WHAT IS EXPECTED —
Which lines hold the word "tool"? Copy each of them from the material.

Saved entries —
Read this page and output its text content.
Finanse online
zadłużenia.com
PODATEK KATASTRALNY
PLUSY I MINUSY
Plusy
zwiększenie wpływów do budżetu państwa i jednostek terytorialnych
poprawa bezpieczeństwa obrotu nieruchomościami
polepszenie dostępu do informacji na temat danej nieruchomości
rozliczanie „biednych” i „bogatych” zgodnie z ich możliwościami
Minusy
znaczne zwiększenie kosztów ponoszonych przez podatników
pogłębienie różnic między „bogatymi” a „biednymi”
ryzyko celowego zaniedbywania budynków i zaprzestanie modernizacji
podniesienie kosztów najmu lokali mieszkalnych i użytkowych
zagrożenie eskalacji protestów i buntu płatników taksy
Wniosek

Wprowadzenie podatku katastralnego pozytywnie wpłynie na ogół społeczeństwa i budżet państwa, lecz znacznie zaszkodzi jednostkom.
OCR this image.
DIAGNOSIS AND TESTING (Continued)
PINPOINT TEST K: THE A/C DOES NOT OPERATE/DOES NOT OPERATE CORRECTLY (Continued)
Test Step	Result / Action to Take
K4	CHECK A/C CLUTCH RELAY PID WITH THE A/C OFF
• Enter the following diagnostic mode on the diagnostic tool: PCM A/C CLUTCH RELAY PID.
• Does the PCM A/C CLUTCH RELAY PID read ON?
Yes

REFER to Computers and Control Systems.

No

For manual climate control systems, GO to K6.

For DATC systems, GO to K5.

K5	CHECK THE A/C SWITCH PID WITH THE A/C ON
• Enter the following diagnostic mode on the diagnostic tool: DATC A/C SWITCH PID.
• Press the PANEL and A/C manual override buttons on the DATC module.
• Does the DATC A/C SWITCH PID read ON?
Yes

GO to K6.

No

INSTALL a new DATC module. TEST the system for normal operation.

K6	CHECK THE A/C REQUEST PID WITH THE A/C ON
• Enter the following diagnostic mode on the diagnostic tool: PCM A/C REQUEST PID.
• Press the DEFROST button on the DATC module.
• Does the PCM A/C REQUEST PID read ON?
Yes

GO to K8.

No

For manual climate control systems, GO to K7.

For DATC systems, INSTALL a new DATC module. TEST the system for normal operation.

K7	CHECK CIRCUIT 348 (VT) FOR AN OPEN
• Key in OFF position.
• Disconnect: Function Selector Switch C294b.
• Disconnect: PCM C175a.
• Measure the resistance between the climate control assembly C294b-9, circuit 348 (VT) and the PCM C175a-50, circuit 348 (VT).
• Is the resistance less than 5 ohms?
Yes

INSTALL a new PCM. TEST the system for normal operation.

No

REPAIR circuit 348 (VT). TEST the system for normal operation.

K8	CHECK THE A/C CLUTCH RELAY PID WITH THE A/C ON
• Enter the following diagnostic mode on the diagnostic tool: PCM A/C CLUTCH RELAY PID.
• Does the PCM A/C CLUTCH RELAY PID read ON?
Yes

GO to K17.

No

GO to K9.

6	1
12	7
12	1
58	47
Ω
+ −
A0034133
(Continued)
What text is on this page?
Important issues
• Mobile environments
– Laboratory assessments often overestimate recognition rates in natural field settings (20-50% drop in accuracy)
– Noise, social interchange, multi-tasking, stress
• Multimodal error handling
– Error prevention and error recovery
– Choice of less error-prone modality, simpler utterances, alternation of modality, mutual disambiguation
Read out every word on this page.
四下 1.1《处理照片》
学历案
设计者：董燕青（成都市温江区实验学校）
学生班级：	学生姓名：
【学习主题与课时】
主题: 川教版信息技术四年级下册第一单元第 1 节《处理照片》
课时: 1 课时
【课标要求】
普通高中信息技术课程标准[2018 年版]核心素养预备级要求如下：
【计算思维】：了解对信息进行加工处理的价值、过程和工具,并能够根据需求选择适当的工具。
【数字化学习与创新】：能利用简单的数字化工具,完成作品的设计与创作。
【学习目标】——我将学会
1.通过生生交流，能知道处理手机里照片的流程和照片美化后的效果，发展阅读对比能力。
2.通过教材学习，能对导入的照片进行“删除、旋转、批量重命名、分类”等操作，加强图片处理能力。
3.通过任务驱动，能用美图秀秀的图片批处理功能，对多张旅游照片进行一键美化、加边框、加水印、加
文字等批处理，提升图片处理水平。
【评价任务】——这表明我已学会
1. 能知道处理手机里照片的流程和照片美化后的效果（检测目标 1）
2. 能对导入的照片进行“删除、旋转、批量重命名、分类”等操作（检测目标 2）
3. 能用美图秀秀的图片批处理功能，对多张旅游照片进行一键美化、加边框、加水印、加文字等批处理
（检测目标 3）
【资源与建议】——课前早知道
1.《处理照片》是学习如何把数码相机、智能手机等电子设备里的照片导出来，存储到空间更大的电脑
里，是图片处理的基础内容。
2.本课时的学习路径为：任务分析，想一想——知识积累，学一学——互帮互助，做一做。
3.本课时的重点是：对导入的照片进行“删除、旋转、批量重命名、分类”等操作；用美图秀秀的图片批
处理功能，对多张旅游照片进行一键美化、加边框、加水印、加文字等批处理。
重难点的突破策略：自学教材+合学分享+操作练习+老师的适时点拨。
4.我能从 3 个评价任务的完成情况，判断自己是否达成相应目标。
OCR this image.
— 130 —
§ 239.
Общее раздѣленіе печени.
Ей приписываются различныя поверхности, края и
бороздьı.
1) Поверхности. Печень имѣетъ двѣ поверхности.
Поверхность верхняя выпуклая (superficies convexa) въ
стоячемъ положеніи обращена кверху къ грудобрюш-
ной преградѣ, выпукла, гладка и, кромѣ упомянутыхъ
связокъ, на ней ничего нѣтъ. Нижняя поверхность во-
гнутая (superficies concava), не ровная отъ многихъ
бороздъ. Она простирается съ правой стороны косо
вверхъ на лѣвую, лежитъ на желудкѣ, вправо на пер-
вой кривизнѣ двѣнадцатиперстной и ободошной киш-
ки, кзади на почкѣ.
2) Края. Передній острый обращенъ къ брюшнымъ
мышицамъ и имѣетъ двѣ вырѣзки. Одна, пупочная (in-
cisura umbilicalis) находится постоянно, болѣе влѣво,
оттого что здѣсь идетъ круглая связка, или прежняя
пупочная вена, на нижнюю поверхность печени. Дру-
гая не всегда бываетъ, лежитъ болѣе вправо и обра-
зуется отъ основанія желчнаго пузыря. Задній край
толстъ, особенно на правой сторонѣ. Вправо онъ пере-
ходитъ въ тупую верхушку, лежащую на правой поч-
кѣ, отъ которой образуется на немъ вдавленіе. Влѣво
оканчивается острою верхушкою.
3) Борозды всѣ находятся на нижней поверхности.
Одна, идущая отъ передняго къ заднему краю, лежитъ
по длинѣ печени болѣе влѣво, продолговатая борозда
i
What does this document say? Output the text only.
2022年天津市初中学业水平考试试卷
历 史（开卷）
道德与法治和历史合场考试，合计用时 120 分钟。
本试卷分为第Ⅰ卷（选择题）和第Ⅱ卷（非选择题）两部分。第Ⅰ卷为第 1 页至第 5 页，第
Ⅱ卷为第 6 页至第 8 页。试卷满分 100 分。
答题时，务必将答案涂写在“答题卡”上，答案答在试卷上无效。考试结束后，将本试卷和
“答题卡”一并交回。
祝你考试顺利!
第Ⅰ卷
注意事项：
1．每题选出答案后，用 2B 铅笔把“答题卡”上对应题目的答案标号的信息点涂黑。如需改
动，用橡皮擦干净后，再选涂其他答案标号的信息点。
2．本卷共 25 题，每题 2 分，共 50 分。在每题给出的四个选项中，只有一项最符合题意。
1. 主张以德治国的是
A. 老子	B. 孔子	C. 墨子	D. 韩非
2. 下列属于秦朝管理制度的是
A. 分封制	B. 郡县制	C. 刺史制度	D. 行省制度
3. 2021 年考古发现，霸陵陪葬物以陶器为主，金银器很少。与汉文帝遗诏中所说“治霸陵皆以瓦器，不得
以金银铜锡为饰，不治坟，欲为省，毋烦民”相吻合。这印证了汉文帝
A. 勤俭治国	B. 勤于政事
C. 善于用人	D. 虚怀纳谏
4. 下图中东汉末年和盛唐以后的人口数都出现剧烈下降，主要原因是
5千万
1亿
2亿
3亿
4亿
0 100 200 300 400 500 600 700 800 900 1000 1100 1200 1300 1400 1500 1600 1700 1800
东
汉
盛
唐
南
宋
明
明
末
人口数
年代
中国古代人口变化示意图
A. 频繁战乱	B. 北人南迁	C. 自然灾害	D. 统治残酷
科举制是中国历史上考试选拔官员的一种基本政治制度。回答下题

SOLUTION FOR THIS PROBLEM —
• Enter the following diagnostic mode on the diagnostic tool: PCM A/C CLUTCH RELAY PID.
• Enter the following diagnostic mode on the diagnostic tool: DATC A/C SWITCH PID.
• Enter the following diagnostic mode on the diagnostic tool: PCM A/C REQUEST PID.
• Enter the following diagnostic mode on the diagnostic tool: PCM A/C CLUTCH RELAY PID.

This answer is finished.